- **WHAT THE TASK REQUIRES**:
Return only the lines starting at the line that contains "What text is on this page?" and ending with the final line of the listing; include both endpoints.

- **Items listed in a dataset**:

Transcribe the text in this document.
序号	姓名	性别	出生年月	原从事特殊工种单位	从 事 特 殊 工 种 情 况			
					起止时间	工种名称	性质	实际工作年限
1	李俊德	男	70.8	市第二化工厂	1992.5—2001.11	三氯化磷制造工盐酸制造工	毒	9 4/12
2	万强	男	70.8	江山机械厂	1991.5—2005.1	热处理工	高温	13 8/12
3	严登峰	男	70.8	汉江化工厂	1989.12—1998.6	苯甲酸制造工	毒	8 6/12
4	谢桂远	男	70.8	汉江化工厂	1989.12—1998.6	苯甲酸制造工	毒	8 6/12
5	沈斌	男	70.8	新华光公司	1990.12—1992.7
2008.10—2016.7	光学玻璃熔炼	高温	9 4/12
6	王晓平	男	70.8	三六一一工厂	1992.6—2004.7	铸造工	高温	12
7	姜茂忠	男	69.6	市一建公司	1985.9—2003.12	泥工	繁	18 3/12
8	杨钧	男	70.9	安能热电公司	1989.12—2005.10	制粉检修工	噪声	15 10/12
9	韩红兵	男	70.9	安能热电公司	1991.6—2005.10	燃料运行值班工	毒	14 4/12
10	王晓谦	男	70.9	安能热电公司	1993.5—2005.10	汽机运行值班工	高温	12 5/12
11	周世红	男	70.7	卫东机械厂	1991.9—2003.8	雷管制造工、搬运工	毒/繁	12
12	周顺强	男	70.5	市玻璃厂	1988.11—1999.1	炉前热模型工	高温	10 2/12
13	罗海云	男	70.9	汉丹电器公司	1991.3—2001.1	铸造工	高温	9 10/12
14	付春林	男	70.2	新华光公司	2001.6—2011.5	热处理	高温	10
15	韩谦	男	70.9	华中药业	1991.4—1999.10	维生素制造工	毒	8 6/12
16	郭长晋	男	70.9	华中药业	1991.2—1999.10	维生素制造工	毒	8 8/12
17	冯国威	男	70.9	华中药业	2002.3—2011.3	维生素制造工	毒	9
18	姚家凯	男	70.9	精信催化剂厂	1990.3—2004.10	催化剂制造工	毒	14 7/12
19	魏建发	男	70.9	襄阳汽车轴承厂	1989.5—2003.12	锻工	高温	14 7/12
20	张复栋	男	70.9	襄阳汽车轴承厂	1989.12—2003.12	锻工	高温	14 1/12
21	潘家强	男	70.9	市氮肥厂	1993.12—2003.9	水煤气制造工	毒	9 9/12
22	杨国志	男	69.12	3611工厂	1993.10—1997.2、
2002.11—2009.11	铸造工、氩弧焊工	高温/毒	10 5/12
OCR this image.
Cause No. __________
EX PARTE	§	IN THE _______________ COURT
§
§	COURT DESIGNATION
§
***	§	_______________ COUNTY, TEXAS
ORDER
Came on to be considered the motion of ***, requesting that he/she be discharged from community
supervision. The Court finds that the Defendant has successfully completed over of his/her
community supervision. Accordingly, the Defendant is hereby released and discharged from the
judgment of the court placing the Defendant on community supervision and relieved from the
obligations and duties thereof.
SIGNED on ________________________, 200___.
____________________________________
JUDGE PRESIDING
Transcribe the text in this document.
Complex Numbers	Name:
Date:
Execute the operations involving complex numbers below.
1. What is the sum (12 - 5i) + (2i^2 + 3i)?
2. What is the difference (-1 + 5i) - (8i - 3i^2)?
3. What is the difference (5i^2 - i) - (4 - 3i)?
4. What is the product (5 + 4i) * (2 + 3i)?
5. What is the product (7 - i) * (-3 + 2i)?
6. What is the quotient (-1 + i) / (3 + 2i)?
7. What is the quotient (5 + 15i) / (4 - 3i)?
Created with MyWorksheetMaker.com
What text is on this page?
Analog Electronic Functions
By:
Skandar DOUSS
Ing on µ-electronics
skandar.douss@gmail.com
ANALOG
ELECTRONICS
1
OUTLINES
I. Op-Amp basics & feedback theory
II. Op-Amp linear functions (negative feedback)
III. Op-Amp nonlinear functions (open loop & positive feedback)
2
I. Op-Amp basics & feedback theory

- **SOLUTION TO THIS TASK**:
What text is on this page?
Analog Electronic Functions
By:
Skandar DOUSS
Ing on µ-electronics
skandar.douss@gmail.com
ANALOG
ELECTRONICS
1
OUTLINES
I. Op-Amp basics & feedback theory
II. Op-Amp linear functions (negative feedback)
III. Op-Amp nonlinear functions (open loop & positive feedback)
2
I. Op-Amp basics & feedback theory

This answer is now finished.